(Figure dataset records)
--- BEGIN ---
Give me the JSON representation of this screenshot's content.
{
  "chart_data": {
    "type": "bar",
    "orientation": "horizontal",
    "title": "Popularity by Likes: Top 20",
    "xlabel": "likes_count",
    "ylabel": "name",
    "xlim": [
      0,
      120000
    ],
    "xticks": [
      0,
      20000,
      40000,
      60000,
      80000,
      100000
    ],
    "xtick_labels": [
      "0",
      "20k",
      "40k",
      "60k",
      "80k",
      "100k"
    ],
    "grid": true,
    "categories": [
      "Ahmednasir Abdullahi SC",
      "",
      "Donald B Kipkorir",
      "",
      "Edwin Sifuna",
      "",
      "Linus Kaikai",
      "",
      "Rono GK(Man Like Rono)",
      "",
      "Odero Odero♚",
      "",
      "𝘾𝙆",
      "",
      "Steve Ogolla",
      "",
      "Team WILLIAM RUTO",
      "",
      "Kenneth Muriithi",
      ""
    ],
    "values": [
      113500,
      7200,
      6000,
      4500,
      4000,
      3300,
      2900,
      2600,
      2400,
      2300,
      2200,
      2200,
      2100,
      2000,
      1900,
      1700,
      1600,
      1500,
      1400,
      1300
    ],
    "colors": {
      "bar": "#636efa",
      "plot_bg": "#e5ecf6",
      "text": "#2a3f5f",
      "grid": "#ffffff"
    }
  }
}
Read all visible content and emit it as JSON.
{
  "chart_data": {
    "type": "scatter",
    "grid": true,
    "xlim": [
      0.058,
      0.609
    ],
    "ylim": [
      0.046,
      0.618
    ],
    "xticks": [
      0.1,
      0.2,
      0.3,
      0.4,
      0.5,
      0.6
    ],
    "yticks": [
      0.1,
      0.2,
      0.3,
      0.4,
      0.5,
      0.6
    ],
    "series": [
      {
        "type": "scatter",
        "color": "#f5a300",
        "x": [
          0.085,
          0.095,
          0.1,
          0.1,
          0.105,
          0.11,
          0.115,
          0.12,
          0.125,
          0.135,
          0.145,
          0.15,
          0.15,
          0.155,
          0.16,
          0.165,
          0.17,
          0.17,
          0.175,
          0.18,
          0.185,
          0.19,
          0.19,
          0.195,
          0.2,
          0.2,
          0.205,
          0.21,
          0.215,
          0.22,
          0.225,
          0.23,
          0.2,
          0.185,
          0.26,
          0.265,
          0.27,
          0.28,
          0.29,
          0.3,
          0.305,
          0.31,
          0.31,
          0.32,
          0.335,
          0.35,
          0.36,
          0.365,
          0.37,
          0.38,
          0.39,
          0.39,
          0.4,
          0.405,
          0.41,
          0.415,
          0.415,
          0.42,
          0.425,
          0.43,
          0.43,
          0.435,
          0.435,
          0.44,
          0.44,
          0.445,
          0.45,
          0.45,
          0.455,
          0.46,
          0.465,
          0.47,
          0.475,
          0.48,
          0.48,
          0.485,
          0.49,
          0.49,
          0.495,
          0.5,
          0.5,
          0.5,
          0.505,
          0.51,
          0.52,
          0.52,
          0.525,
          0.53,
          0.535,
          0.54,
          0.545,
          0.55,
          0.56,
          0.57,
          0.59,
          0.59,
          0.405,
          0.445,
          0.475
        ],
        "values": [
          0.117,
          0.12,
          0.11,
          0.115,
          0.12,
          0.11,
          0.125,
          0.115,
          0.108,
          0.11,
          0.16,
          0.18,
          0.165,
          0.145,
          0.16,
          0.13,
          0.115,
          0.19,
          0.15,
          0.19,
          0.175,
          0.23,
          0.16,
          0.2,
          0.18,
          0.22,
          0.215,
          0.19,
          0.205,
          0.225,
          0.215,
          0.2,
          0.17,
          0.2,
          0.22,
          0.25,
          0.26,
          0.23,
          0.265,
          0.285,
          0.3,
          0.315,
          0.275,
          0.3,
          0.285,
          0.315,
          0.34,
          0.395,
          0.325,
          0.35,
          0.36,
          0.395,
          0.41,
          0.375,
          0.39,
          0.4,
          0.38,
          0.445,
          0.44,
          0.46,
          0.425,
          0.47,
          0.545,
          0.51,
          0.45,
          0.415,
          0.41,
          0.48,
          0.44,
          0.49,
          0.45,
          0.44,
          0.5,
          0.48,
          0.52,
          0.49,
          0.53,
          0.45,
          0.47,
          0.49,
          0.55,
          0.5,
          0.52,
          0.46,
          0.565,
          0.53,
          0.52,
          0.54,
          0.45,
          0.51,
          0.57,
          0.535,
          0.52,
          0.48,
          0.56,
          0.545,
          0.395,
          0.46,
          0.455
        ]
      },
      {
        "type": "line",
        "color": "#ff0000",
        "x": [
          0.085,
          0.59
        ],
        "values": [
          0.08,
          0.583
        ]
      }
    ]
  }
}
--- END ---
From the data above, extract every line in its exact form.

Give me the JSON representation of this screenshot's content.
{
  "chart_data": {
    "type": "bar",
    "orientation": "horizontal",
    "title": "Popularity by Likes: Top 20",
    "xlabel": "likes_count",
    "ylabel": "name",
    "xlim": [
      0,
      120000
    ],
    "xticks": [
      0,
      20000,
      40000,
      60000,
      80000,
      100000
    ],
    "xtick_labels": [
      "0",
      "20k",
      "40k",
      "60k",
      "80k",
      "100k"
    ],
    "grid": true,
    "categories": [
      "Ahmednasir Abdullahi SC",
      "",
      "Donald B Kipkorir",
      "",
      "Edwin Sifuna",
      "",
      "Linus Kaikai",
      "",
      "Rono GK(Man Like Rono)",
      "",
      "Odero Odero♚",
      "",
      "𝘾𝙆",
      "",
      "Steve Ogolla",
      "",
      "Team WILLIAM RUTO",
      "",
      "Kenneth Muriithi",
      ""
    ],
    "values": [
      113500,
      7200,
      6000,
      4500,
      4000,
      3300,
      2900,
      2600,
      2400,
      2300,
      2200,
      2200,
      2100,
      2000,
      1900,
      1700,
      1600,
      1500,
      1400,
      1300
    ],
    "colors": {
      "bar": "#636efa",
      "plot_bg": "#e5ecf6",
      "text": "#2a3f5f",
      "grid": "#ffffff"
    }
  }
}
Read all visible content and emit it as JSON.
{
  "chart_data": {
    "type": "scatter",
    "grid": true,
    "xlim": [
      0.058,
      0.609
    ],
    "ylim": [
      0.046,
      0.618
    ],
    "xticks": [
      0.1,
      0.2,
      0.3,
      0.4,
      0.5,
      0.6
    ],
    "yticks": [
      0.1,
      0.2,
      0.3,
      0.4,
      0.5,
      0.6
    ],
    "series": [
      {
        "type": "scatter",
        "color": "#f5a300",
        "x": [
          0.085,
          0.095,
          0.1,
          0.1,
          0.105,
          0.11,
          0.115,
          0.12,
          0.125,
          0.135,
          0.145,
          0.15,
          0.15,
          0.155,
          0.16,
          0.165,
          0.17,
          0.17,
          0.175,
          0.18,
          0.185,
          0.19,
          0.19,
          0.195,
          0.2,
          0.2,
          0.205,
          0.21,
          0.215,
          0.22,
          0.225,
          0.23,
          0.2,
          0.185,
          0.26,
          0.265,
          0.27,
          0.28,
          0.29,
          0.3,
          0.305,
          0.31,
          0.31,
          0.32,
          0.335,
          0.35,
          0.36,
          0.365,
          0.37,
          0.38,
          0.39,
          0.39,
          0.4,
          0.405,
          0.41,
          0.415,
          0.415,
          0.42,
          0.425,
          0.43,
          0.43,
          0.435,
          0.435,
          0.44,
          0.44,
          0.445,
          0.45,
          0.45,
          0.455,
          0.46,
          0.465,
          0.47,
          0.475,
          0.48,
          0.48,
          0.485,
          0.49,
          0.49,
          0.495,
          0.5,
          0.5,
          0.5,
          0.505,
          0.51,
          0.52,
          0.52,
          0.525,
          0.53,
          0.535,
          0.54,
          0.545,
          0.55,
          0.56,
          0.57,
          0.59,
          0.59,
          0.405,
          0.445,
          0.475
        ],
        "values": [
          0.117,
          0.12,
          0.11,
          0.115,
          0.12,
          0.11,
          0.125,
          0.115,
          0.108,
          0.11,
          0.16,
          0.18,
          0.165,
          0.145,
          0.16,
          0.13,
          0.115,
          0.19,
          0.15,
          0.19,
          0.175,
          0.23,
          0.16,
          0.2,
          0.18,
          0.22,
          0.215,
          0.19,
          0.205,
          0.225,
          0.215,
          0.2,
          0.17,
          0.2,
          0.22,
          0.25,
          0.26,
          0.23,
          0.265,
          0.285,
          0.3,
          0.315,
          0.275,
          0.3,
          0.285,
          0.315,
          0.34,
          0.395,
          0.325,
          0.35,
          0.36,
          0.395,
          0.41,
          0.375,
          0.39,
          0.4,
          0.38,
          0.445,
          0.44,
          0.46,
          0.425,
          0.47,
          0.545,
          0.51,
          0.45,
          0.415,
          0.41,
          0.48,
          0.44,
          0.49,
          0.45,
          0.44,
          0.5,
          0.48,
          0.52,
          0.49,
          0.53,
          0.45,
          0.47,
          0.49,
          0.55,
          0.5,
          0.52,
          0.46,
          0.565,
          0.53,
          0.52,
          0.54,
          0.45,
          0.51,
          0.57,
          0.535,
          0.52,
          0.48,
          0.56,
          0.545,
          0.395,
          0.46,
          0.455
        ]
      },
      {
        "type": "line",
        "color": "#ff0000",
        "x": [
          0.085,
          0.59
        ],
        "values": [
          0.08,
          0.583
        ]
      }
    ]
  }
}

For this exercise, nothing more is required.